> _Written request 1_: Repeat the records from their start through the line holding "- nav-link-services[interactable]: Services: [738, 70, 834, 96]", inclusive, with each line unchanged.

>> begin Supplied passage

Tunnel adapter Teredo Tunneling Pseudo-Interface:

Connection-specific DNS Suffix . :
Description . . . . . . . . . . . : Teredo Tunneling Pseudo-Interface
Physical Address. . . . . . . . . : 00-00-00-00-00-00-00-E0
DHCP Enabled. . . . . . . . . . . : No
Autoconfiguration Enabled . . . . : Yes
IPv6 Address. . . . . . . . . . . : 2001:0:5ef5:73bc:30c7:798:e7f6:c1f1(Prefe
rred)
Link-local IPv6 Address . . . . . : fe80::30c7:798:e7f6:c1f1%17(Preferred)
Default Gateway . . . . . . . . . : ::
NetBIOS over Tcpip. . . . . . . . : Disabled

C:\Users\Cory>NBTSTAT -n

Local Area Connection:
Node IpAddress: [0.0.0.0] Scope Id: []

No names in cache

Wireless Network Connection:
Node IpAddress: [192.168.1.30] Scope Id: []

NetBIOS Local Name Table

Name Type Status
---------------------------------------------
NETBOOK <20> UNIQUE Registered
NETBOOK <00> UNIQUE Registered
WORKGROUP <00> GROUP Registered
WORKGROUP <1E> GROUP Registered

C:\Users\Cory>


----------



## bouldersyncro (Jan 13, 2010)

>> end Supplied passage
>> begin Given information

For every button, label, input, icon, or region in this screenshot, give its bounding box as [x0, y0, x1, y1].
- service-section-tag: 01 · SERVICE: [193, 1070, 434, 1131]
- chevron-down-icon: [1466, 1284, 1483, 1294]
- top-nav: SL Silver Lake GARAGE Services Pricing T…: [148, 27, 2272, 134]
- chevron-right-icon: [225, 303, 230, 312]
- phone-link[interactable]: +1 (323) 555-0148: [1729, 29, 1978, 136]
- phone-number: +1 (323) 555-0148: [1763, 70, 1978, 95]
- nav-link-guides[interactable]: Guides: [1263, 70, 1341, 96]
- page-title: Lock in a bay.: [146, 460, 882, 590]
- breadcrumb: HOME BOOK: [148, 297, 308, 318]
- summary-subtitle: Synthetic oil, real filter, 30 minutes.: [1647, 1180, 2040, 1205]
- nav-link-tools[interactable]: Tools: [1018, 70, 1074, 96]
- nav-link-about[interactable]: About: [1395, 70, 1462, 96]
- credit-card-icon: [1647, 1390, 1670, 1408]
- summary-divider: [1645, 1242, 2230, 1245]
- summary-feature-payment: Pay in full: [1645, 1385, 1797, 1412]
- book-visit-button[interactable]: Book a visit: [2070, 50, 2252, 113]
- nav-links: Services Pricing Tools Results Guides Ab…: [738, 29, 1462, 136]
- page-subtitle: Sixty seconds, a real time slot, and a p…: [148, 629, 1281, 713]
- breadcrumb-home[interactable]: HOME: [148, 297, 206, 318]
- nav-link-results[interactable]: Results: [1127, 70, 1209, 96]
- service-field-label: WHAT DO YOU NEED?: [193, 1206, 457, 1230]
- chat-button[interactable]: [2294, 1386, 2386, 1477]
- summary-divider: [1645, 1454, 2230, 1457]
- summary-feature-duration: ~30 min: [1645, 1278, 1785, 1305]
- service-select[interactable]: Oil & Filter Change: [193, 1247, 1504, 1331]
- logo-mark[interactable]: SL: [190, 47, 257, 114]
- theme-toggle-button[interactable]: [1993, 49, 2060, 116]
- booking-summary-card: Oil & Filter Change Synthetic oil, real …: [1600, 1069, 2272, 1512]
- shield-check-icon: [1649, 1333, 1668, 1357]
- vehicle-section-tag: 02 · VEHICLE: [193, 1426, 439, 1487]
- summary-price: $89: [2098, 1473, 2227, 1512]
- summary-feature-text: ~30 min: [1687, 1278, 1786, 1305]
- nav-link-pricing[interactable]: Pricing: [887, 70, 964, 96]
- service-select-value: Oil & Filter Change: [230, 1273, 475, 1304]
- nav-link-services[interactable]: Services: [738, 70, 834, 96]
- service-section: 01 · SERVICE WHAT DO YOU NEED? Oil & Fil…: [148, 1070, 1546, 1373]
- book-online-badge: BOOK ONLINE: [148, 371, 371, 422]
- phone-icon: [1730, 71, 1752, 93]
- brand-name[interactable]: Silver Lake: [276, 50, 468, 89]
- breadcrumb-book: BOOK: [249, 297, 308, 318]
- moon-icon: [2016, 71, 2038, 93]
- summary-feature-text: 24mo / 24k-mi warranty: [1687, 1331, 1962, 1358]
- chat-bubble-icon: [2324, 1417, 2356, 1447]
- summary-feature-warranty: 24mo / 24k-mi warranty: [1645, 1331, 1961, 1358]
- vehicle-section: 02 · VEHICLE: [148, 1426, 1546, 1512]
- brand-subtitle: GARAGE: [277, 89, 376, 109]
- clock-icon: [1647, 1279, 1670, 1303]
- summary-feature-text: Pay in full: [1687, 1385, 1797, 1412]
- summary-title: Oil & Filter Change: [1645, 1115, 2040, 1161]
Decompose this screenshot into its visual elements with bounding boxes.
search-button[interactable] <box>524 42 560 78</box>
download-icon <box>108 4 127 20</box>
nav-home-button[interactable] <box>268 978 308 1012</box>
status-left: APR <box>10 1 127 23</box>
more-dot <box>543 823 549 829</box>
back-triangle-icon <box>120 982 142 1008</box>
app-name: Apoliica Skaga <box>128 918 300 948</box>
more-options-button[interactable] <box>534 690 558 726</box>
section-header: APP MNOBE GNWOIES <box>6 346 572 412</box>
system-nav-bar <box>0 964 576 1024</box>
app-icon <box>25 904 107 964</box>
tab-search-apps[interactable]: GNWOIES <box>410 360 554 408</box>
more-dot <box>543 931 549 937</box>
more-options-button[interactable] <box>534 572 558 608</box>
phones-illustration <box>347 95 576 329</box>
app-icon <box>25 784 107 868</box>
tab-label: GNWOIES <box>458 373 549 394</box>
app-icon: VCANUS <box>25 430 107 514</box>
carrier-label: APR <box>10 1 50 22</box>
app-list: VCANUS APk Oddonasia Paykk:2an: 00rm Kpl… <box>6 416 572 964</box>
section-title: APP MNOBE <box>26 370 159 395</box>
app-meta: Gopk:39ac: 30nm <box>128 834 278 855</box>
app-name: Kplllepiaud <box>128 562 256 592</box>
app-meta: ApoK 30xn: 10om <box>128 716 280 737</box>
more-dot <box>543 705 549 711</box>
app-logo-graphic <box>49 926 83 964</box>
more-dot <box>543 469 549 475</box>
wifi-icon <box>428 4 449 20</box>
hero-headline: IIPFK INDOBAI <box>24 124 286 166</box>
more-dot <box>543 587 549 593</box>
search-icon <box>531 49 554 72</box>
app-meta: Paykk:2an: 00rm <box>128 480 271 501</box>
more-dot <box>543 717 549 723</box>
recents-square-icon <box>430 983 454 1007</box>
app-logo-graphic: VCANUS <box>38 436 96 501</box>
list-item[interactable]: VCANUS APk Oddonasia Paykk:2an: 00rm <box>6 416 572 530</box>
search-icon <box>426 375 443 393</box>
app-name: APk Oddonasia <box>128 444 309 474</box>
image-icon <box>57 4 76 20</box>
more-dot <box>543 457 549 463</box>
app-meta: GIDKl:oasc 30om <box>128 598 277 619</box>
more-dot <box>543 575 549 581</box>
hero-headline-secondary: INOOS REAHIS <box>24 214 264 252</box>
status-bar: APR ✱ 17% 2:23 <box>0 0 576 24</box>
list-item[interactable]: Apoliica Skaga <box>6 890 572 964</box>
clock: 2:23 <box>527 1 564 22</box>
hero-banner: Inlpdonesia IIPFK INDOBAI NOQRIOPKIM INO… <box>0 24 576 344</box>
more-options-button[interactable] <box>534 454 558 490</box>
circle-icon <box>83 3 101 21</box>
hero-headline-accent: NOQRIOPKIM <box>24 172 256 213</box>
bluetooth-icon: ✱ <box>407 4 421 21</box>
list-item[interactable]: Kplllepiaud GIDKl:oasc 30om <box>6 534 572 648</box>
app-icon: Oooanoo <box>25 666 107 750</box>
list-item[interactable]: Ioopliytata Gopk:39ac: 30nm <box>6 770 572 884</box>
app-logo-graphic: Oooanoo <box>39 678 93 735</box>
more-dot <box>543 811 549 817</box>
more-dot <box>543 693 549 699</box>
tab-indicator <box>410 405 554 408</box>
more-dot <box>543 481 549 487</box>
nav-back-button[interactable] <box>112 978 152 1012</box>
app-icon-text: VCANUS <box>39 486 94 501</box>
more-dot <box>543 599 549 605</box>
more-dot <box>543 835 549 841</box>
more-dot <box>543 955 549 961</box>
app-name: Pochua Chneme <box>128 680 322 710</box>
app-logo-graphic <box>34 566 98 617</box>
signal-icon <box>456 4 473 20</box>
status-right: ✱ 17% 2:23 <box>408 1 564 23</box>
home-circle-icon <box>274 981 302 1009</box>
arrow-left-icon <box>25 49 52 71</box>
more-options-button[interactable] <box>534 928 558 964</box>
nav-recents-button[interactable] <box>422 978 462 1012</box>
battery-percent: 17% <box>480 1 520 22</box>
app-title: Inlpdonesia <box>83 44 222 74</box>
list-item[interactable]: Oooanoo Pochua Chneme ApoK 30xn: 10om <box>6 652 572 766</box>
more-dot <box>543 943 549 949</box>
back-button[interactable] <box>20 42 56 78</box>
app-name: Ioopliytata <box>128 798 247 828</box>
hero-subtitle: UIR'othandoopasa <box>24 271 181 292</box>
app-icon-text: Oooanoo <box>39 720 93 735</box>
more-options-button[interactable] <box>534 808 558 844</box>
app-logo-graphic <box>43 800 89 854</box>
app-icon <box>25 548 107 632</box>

>> end Given information

> _Written request 2_:
Answer these from the network command output:
(a) What Default Gateway is listed for the Teredo Tunneling Pseudo-Interface?
(b) What Node IpAddress does NBTSTAT show for the Wireless Network Connection?
(c) Which name is registered with type <1E>?

> _Complete response 1_:
For every button, label, input, icon, or region in this screenshot, give its bounding box as [x0, y0, x1, y1].
- service-section-tag: 01 · SERVICE: [193, 1070, 434, 1131]
- chevron-down-icon: [1466, 1284, 1483, 1294]
- top-nav: SL Silver Lake GARAGE Services Pricing T…: [148, 27, 2272, 134]
- chevron-right-icon: [225, 303, 230, 312]
- phone-link[interactable]: +1 (323) 555-0148: [1729, 29, 1978, 136]
- phone-number: +1 (323) 555-0148: [1763, 70, 1978, 95]
- nav-link-guides[interactable]: Guides: [1263, 70, 1341, 96]
- page-title: Lock in a bay.: [146, 460, 882, 590]
- breadcrumb: HOME BOOK: [148, 297, 308, 318]
- summary-subtitle: Synthetic oil, real filter, 30 minutes.: [1647, 1180, 2040, 1205]
- nav-link-tools[interactable]: Tools: [1018, 70, 1074, 96]
- nav-link-about[interactable]: About: [1395, 70, 1462, 96]
- credit-card-icon: [1647, 1390, 1670, 1408]
- summary-divider: [1645, 1242, 2230, 1245]
- summary-feature-payment: Pay in full: [1645, 1385, 1797, 1412]
- book-visit-button[interactable]: Book a visit: [2070, 50, 2252, 113]
- nav-links: Services Pricing Tools Results Guides Ab…: [738, 29, 1462, 136]
- page-subtitle: Sixty seconds, a real time slot, and a p…: [148, 629, 1281, 713]
- breadcrumb-home[interactable]: HOME: [148, 297, 206, 318]
- nav-link-results[interactable]: Results: [1127, 70, 1209, 96]
- service-field-label: WHAT DO YOU NEED?: [193, 1206, 457, 1230]
- chat-button[interactable]: [2294, 1386, 2386, 1477]
- summary-divider: [1645, 1454, 2230, 1457]
- summary-feature-duration: ~30 min: [1645, 1278, 1785, 1305]
- service-select[interactable]: Oil & Filter Change: [193, 1247, 1504, 1331]
- logo-mark[interactable]: SL: [190, 47, 257, 114]
- theme-toggle-button[interactable]: [1993, 49, 2060, 116]
- booking-summary-card: Oil & Filter Change Synthetic oil, real …: [1600, 1069, 2272, 1512]
- shield-check-icon: [1649, 1333, 1668, 1357]
- vehicle-section-tag: 02 · VEHICLE: [193, 1426, 439, 1487]
- summary-price: $89: [2098, 1473, 2227, 1512]
- summary-feature-text: ~30 min: [1687, 1278, 1786, 1305]
- nav-link-pricing[interactable]: Pricing: [887, 70, 964, 96]
- service-select-value: Oil & Filter Change: [230, 1273, 475, 1304]
- nav-link-services[interactable]: Services: [738, 70, 834, 96]

> _Complete response 2_:
(a) ::
(b) 192.168.1.30
(c) WORKGROUP